* BEGIN *

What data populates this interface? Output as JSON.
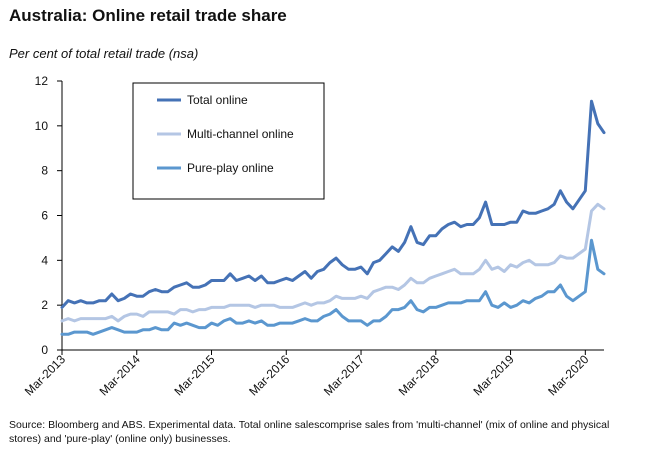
{
  "chart_data": {
    "type": "line",
    "title": "Australia: Online retail trade share",
    "ylabel": "Per cent of total retail trade (nsa)",
    "xlabel": "",
    "ylim": [
      0,
      12
    ],
    "yticks": [
      0,
      2,
      4,
      6,
      8,
      10,
      12
    ],
    "xlim": [
      "Mar-2013",
      "Jun-2020"
    ],
    "xticks": [
      "Mar-2013",
      "Mar-2014",
      "Mar-2015",
      "Mar-2016",
      "Mar-2017",
      "Mar-2018",
      "Mar-2019",
      "Mar-2020"
    ],
    "grid": false,
    "legend_position": "top-left",
    "x": [
      "2013-03",
      "2013-04",
      "2013-05",
      "2013-06",
      "2013-07",
      "2013-08",
      "2013-09",
      "2013-10",
      "2013-11",
      "2013-12",
      "2014-01",
      "2014-02",
      "2014-03",
      "2014-04",
      "2014-05",
      "2014-06",
      "2014-07",
      "2014-08",
      "2014-09",
      "2014-10",
      "2014-11",
      "2014-12",
      "2015-01",
      "2015-02",
      "2015-03",
      "2015-04",
      "2015-05",
      "2015-06",
      "2015-07",
      "2015-08",
      "2015-09",
      "2015-10",
      "2015-11",
      "2015-12",
      "2016-01",
      "2016-02",
      "2016-03",
      "2016-04",
      "2016-05",
      "2016-06",
      "2016-07",
      "2016-08",
      "2016-09",
      "2016-10",
      "2016-11",
      "2016-12",
      "2017-01",
      "2017-02",
      "2017-03",
      "2017-04",
      "2017-05",
      "2017-06",
      "2017-07",
      "2017-08",
      "2017-09",
      "2017-10",
      "2017-11",
      "2017-12",
      "2018-01",
      "2018-02",
      "2018-03",
      "2018-04",
      "2018-05",
      "2018-06",
      "2018-07",
      "2018-08",
      "2018-09",
      "2018-10",
      "2018-11",
      "2018-12",
      "2019-01",
      "2019-02",
      "2019-03",
      "2019-04",
      "2019-05",
      "2019-06",
      "2019-07",
      "2019-08",
      "2019-09",
      "2019-10",
      "2019-11",
      "2019-12",
      "2020-01",
      "2020-02",
      "2020-03",
      "2020-04",
      "2020-05",
      "2020-06"
    ],
    "series": [
      {
        "name": "Total online",
        "color": "#4572b6",
        "values": [
          1.9,
          2.2,
          2.1,
          2.2,
          2.1,
          2.1,
          2.2,
          2.2,
          2.5,
          2.2,
          2.3,
          2.5,
          2.4,
          2.4,
          2.6,
          2.7,
          2.6,
          2.6,
          2.8,
          2.9,
          3.0,
          2.8,
          2.8,
          2.9,
          3.1,
          3.1,
          3.1,
          3.4,
          3.1,
          3.2,
          3.3,
          3.1,
          3.3,
          3.0,
          3.0,
          3.1,
          3.2,
          3.1,
          3.3,
          3.5,
          3.2,
          3.5,
          3.6,
          3.9,
          4.1,
          3.8,
          3.6,
          3.6,
          3.7,
          3.4,
          3.9,
          4.0,
          4.3,
          4.6,
          4.4,
          4.8,
          5.5,
          4.8,
          4.7,
          5.1,
          5.1,
          5.4,
          5.6,
          5.7,
          5.5,
          5.6,
          5.6,
          5.9,
          6.6,
          5.6,
          5.6,
          5.6,
          5.7,
          5.7,
          6.2,
          6.1,
          6.1,
          6.2,
          6.3,
          6.5,
          7.1,
          6.6,
          6.3,
          6.7,
          7.1,
          11.1,
          10.1,
          9.7
        ]
      },
      {
        "name": "Multi-channel online",
        "color": "#b4c6e4",
        "values": [
          1.3,
          1.4,
          1.3,
          1.4,
          1.4,
          1.4,
          1.4,
          1.4,
          1.5,
          1.3,
          1.5,
          1.6,
          1.6,
          1.5,
          1.7,
          1.7,
          1.7,
          1.7,
          1.6,
          1.8,
          1.8,
          1.7,
          1.8,
          1.8,
          1.9,
          1.9,
          1.9,
          2.0,
          2.0,
          2.0,
          2.0,
          1.9,
          2.0,
          2.0,
          2.0,
          1.9,
          1.9,
          1.9,
          2.0,
          2.1,
          2.0,
          2.1,
          2.1,
          2.2,
          2.4,
          2.3,
          2.3,
          2.3,
          2.4,
          2.3,
          2.6,
          2.7,
          2.8,
          2.8,
          2.7,
          2.9,
          3.2,
          3.0,
          3.0,
          3.2,
          3.3,
          3.4,
          3.5,
          3.6,
          3.4,
          3.4,
          3.4,
          3.6,
          4.0,
          3.6,
          3.7,
          3.5,
          3.8,
          3.7,
          3.9,
          4.0,
          3.8,
          3.8,
          3.8,
          3.9,
          4.2,
          4.1,
          4.1,
          4.3,
          4.5,
          6.2,
          6.5,
          6.3
        ]
      },
      {
        "name": "Pure-play online",
        "color": "#5b97cf",
        "values": [
          0.7,
          0.7,
          0.8,
          0.8,
          0.8,
          0.7,
          0.8,
          0.9,
          1.0,
          0.9,
          0.8,
          0.8,
          0.8,
          0.9,
          0.9,
          1.0,
          0.9,
          0.9,
          1.2,
          1.1,
          1.2,
          1.1,
          1.0,
          1.0,
          1.2,
          1.1,
          1.3,
          1.4,
          1.2,
          1.2,
          1.3,
          1.2,
          1.3,
          1.1,
          1.1,
          1.2,
          1.2,
          1.2,
          1.3,
          1.4,
          1.3,
          1.3,
          1.5,
          1.6,
          1.8,
          1.5,
          1.3,
          1.3,
          1.3,
          1.1,
          1.3,
          1.3,
          1.5,
          1.8,
          1.8,
          1.9,
          2.2,
          1.8,
          1.7,
          1.9,
          1.9,
          2.0,
          2.1,
          2.1,
          2.1,
          2.2,
          2.2,
          2.2,
          2.6,
          2.0,
          1.9,
          2.1,
          1.9,
          2.0,
          2.2,
          2.1,
          2.3,
          2.4,
          2.6,
          2.6,
          2.9,
          2.4,
          2.2,
          2.4,
          2.6,
          4.9,
          3.6,
          3.4
        ]
      }
    ]
  },
  "source_note": "Source: Bloomberg and ABS.  Experimental data.  Total online salescomprise sales from 'multi-channel' (mix of online and physical stores) and 'pure-play' (online only) businesses."
}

* END *

# [Instructions to follow]
Repeat the data above exactly, but not the pictures.

# [Correct response]
What data populates this interface? Output as JSON.
{
  "chart_data": {
    "type": "line",
    "title": "Australia: Online retail trade share",
    "ylabel": "Per cent of total retail trade (nsa)",
    "xlabel": "",
    "ylim": [
      0,
      12
    ],
    "yticks": [
      0,
      2,
      4,
      6,
      8,
      10,
      12
    ],
    "xlim": [
      "Mar-2013",
      "Jun-2020"
    ],
    "xticks": [
      "Mar-2013",
      "Mar-2014",
      "Mar-2015",
      "Mar-2016",
      "Mar-2017",
      "Mar-2018",
      "Mar-2019",
      "Mar-2020"
    ],
    "grid": false,
    "legend_position": "top-left",
    "x": [
      "2013-03",
      "2013-04",
      "2013-05",
      "2013-06",
      "2013-07",
      "2013-08",
      "2013-09",
      "2013-10",
      "2013-11",
      "2013-12",
      "2014-01",
      "2014-02",
      "2014-03",
      "2014-04",
      "2014-05",
      "2014-06",
      "2014-07",
      "2014-08",
      "2014-09",
      "2014-10",
      "2014-11",
      "2014-12",
      "2015-01",
      "2015-02",
      "2015-03",
      "2015-04",
      "2015-05",
      "2015-06",
      "2015-07",
      "2015-08",
      "2015-09",
      "2015-10",
      "2015-11",
      "2015-12",
      "2016-01",
      "2016-02",
      "2016-03",
      "2016-04",
      "2016-05",
      "2016-06",
      "2016-07",
      "2016-08",
      "2016-09",
      "2016-10",
      "2016-11",
      "2016-12",
      "2017-01",
      "2017-02",
      "2017-03",
      "2017-04",
      "2017-05",
      "2017-06",
      "2017-07",
      "2017-08",
      "2017-09",
      "2017-10",
      "2017-11",
      "2017-12",
      "2018-01",
      "2018-02",
      "2018-03",
      "2018-04",
      "2018-05",
      "2018-06",
      "2018-07",
      "2018-08",
      "2018-09",
      "2018-10",
      "2018-11",
      "2018-12",
      "2019-01",
      "2019-02",
      "2019-03",
      "2019-04",
      "2019-05",
      "2019-06",
      "2019-07",
      "2019-08",
      "2019-09",
      "2019-10",
      "2019-11",
      "2019-12",
      "2020-01",
      "2020-02",
      "2020-03",
      "2020-04",
      "2020-05",
      "2020-06"
    ],
    "series": [
      {
        "name": "Total online",
        "color": "#4572b6",
        "values": [
          1.9,
          2.2,
          2.1,
          2.2,
          2.1,
          2.1,
          2.2,
          2.2,
          2.5,
          2.2,
          2.3,
          2.5,
          2.4,
          2.4,
          2.6,
          2.7,
          2.6,
          2.6,
          2.8,
          2.9,
          3.0,
          2.8,
          2.8,
          2.9,
          3.1,
          3.1,
          3.1,
          3.4,
          3.1,
          3.2,
          3.3,
          3.1,
          3.3,
          3.0,
          3.0,
          3.1,
          3.2,
          3.1,
          3.3,
          3.5,
          3.2,
          3.5,
          3.6,
          3.9,
          4.1,
          3.8,
          3.6,
          3.6,
          3.7,
          3.4,
          3.9,
          4.0,
          4.3,
          4.6,
          4.4,
          4.8,
          5.5,
          4.8,
          4.7,
          5.1,
          5.1,
          5.4,
          5.6,
          5.7,
          5.5,
          5.6,
          5.6,
          5.9,
          6.6,
          5.6,
          5.6,
          5.6,
          5.7,
          5.7,
          6.2,
          6.1,
          6.1,
          6.2,
          6.3,
          6.5,
          7.1,
          6.6,
          6.3,
          6.7,
          7.1,
          11.1,
          10.1,
          9.7
        ]
      },
      {
        "name": "Multi-channel online",
        "color": "#b4c6e4",
        "values": [
          1.3,
          1.4,
          1.3,
          1.4,
          1.4,
          1.4,
          1.4,
          1.4,
          1.5,
          1.3,
          1.5,
          1.6,
          1.6,
          1.5,
          1.7,
          1.7,
          1.7,
          1.7,
          1.6,
          1.8,
          1.8,
          1.7,
          1.8,
          1.8,
          1.9,
          1.9,
          1.9,
          2.0,
          2.0,
          2.0,
          2.0,
          1.9,
          2.0,
          2.0,
          2.0,
          1.9,
          1.9,
          1.9,
          2.0,
          2.1,
          2.0,
          2.1,
          2.1,
          2.2,
          2.4,
          2.3,
          2.3,
          2.3,
          2.4,
          2.3,
          2.6,
          2.7,
          2.8,
          2.8,
          2.7,
          2.9,
          3.2,
          3.0,
          3.0,
          3.2,
          3.3,
          3.4,
          3.5,
          3.6,
          3.4,
          3.4,
          3.4,
          3.6,
          4.0,
          3.6,
          3.7,
          3.5,
          3.8,
          3.7,
          3.9,
          4.0,
          3.8,
          3.8,
          3.8,
          3.9,
          4.2,
          4.1,
          4.1,
          4.3,
          4.5,
          6.2,
          6.5,
          6.3
        ]
      },
      {
        "name": "Pure-play online",
        "color": "#5b97cf",
        "values": [
          0.7,
          0.7,
          0.8,
          0.8,
          0.8,
          0.7,
          0.8,
          0.9,
          1.0,
          0.9,
          0.8,
          0.8,
          0.8,
          0.9,
          0.9,
          1.0,
          0.9,
          0.9,
          1.2,
          1.1,
          1.2,
          1.1,
          1.0,
          1.0,
          1.2,
          1.1,
          1.3,
          1.4,
          1.2,
          1.2,
          1.3,
          1.2,
          1.3,
          1.1,
          1.1,
          1.2,
          1.2,
          1.2,
          1.3,
          1.4,
          1.3,
          1.3,
          1.5,
          1.6,
          1.8,
          1.5,
          1.3,
          1.3,
          1.3,
          1.1,
          1.3,
          1.3,
          1.5,
          1.8,
          1.8,
          1.9,
          2.2,
          1.8,
          1.7,
          1.9,
          1.9,
          2.0,
          2.1,
          2.1,
          2.1,
          2.2,
          2.2,
          2.2,
          2.6,
          2.0,
          1.9,
          2.1,
          1.9,
          2.0,
          2.2,
          2.1,
          2.3,
          2.4,
          2.6,
          2.6,
          2.9,
          2.4,
          2.2,
          2.4,
          2.6,
          4.9,
          3.6,
          3.4
        ]
      }
    ]
  },
  "source_note": "Source: Bloomberg and ABS.  Experimental data.  Total online salescomprise sales from 'multi-channel' (mix of online and physical stores) and 'pure-play' (online only) businesses."
}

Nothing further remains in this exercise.